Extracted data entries

BEGIN

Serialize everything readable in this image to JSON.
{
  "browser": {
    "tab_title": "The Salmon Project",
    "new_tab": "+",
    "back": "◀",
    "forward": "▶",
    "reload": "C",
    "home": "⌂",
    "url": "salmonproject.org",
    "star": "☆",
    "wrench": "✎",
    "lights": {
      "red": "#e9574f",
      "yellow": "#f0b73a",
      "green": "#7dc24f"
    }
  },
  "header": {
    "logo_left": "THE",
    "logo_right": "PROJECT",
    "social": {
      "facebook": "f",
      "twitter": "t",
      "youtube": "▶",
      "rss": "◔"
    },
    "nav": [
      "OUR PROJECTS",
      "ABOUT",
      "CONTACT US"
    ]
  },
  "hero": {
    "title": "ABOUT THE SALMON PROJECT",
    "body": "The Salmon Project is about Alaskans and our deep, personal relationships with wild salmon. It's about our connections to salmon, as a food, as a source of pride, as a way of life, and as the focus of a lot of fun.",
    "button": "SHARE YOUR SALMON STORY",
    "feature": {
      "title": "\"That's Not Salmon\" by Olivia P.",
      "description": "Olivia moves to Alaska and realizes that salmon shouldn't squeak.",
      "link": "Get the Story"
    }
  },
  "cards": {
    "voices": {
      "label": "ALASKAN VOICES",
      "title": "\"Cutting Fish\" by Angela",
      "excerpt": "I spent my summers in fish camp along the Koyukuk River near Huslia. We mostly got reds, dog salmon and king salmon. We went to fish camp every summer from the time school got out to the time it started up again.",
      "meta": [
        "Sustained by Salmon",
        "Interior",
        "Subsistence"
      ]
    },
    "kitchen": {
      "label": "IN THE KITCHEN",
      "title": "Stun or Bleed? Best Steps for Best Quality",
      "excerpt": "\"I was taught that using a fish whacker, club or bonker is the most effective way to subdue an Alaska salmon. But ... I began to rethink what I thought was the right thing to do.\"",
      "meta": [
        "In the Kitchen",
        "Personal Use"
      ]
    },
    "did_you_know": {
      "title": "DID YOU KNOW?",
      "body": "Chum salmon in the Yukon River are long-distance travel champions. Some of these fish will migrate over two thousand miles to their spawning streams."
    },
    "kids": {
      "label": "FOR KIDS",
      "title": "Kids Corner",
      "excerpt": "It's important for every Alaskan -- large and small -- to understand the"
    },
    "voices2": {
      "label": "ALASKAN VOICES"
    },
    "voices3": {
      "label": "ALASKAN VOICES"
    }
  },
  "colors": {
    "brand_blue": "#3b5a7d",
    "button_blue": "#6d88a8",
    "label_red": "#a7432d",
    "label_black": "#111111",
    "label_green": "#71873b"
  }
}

END

Can you reproduce all the material exactly?

* The response
Serialize everything readable in this image to JSON.
{
  "browser": {
    "tab_title": "The Salmon Project",
    "new_tab": "+",
    "back": "◀",
    "forward": "▶",
    "reload": "C",
    "home": "⌂",
    "url": "salmonproject.org",
    "star": "☆",
    "wrench": "✎",
    "lights": {
      "red": "#e9574f",
      "yellow": "#f0b73a",
      "green": "#7dc24f"
    }
  },
  "header": {
    "logo_left": "THE",
    "logo_right": "PROJECT",
    "social": {
      "facebook": "f",
      "twitter": "t",
      "youtube": "▶",
      "rss": "◔"
    },
    "nav": [
      "OUR PROJECTS",
      "ABOUT",
      "CONTACT US"
    ]
  },
  "hero": {
    "title": "ABOUT THE SALMON PROJECT",
    "body": "The Salmon Project is about Alaskans and our deep, personal relationships with wild salmon. It's about our connections to salmon, as a food, as a source of pride, as a way of life, and as the focus of a lot of fun.",
    "button": "SHARE YOUR SALMON STORY",
    "feature": {
      "title": "\"That's Not Salmon\" by Olivia P.",
      "description": "Olivia moves to Alaska and realizes that salmon shouldn't squeak.",
      "link": "Get the Story"
    }
  },
  "cards": {
    "voices": {
      "label": "ALASKAN VOICES",
      "title": "\"Cutting Fish\" by Angela",
      "excerpt": "I spent my summers in fish camp along the Koyukuk River near Huslia. We mostly got reds, dog salmon and king salmon. We went to fish camp every summer from the time school got out to the time it started up again.",
      "meta": [
        "Sustained by Salmon",
        "Interior",
        "Subsistence"
      ]
    },
    "kitchen": {
      "label": "IN THE KITCHEN",
      "title": "Stun or Bleed? Best Steps for Best Quality",
      "excerpt": "\"I was taught that using a fish whacker, club or bonker is the most effective way to subdue an Alaska salmon. But ... I began to rethink what I thought was the right thing to do.\"",
      "meta": [
        "In the Kitchen",
        "Personal Use"
      ]
    },
    "did_you_know": {
      "title": "DID YOU KNOW?",
      "body": "Chum salmon in the Yukon River are long-distance travel champions. Some of these fish will migrate over two thousand miles to their spawning streams."
    },
    "kids": {
      "label": "FOR KIDS",
      "title": "Kids Corner",
      "excerpt": "It's important for every Alaskan -- large and small -- to understand the"
    },
    "voices2": {
      "label": "ALASKAN VOICES"
    },
    "voices3": {
      "label": "ALASKAN VOICES"
    }
  },
  "colors": {
    "brand_blue": "#3b5a7d",
    "button_blue": "#6d88a8",
    "label_red": "#a7432d",
    "label_black": "#111111",
    "label_green": "#71873b"
  }
}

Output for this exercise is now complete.